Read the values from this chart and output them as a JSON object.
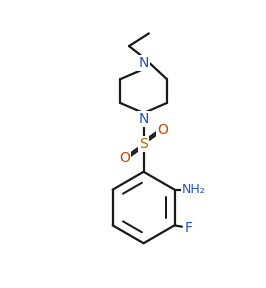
{
  "background_color": "#ffffff",
  "line_color": "#1a1a1a",
  "atom_color_N": "#2255bb",
  "atom_color_O": "#cc4400",
  "atom_color_F": "#2255bb",
  "atom_color_S": "#aa6600",
  "line_width": 1.6,
  "figsize": [
    2.66,
    2.88
  ],
  "dpi": 100,
  "xlim": [
    0,
    10
  ],
  "ylim": [
    0,
    10.8
  ]
}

· · ·

EXERCISE - Drop the images and quote the entries word for word.

RESULT FOR THIS TASK -
Read the values from this chart and output them as a JSON object.
{
  "background_color": "#ffffff",
  "line_color": "#1a1a1a",
  "atom_color_N": "#2255bb",
  "atom_color_O": "#cc4400",
  "atom_color_F": "#2255bb",
  "atom_color_S": "#aa6600",
  "line_width": 1.6,
  "figsize": [
    2.66,
    2.88
  ],
  "dpi": 100,
  "xlim": [
    0,
    10
  ],
  "ylim": [
    0,
    10.8
  ]
}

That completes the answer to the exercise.